| EXERCISE INSTRUCTIONS |
Copy out all lines in the data below containing the string "name".

━━━━━━━━━━━━━━━━

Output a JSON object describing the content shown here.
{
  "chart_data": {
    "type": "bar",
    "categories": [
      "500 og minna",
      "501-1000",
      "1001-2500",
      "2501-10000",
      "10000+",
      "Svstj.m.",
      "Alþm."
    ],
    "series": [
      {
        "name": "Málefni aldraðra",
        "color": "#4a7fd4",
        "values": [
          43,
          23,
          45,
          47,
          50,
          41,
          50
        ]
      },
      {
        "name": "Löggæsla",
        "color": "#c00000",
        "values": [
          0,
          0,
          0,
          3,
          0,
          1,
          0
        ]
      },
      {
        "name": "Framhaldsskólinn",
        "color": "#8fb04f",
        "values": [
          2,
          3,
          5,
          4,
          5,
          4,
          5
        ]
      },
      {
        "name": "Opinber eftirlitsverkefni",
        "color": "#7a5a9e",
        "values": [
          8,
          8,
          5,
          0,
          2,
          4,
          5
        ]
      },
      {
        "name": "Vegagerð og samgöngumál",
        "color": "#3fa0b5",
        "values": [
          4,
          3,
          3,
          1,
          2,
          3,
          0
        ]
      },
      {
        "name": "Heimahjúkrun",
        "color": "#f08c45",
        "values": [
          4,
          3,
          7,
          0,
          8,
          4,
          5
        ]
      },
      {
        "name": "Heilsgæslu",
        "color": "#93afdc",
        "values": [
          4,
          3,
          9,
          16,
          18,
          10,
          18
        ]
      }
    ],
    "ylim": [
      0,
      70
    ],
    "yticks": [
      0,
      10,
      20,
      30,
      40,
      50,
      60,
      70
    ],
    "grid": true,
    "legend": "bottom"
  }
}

━━━━━━━━━━━━━━━━

| RESPONSE FOR THIS EXERCISE |
        "name": "Málefni aldraðra",
        "name": "Löggæsla",
        "name": "Framhaldsskólinn",
        "name": "Opinber eftirlitsverkefni",
        "name": "Vegagerð og samgöngumál",
        "name": "Heimahjúkrun",
        "name": "Heilsgæslu",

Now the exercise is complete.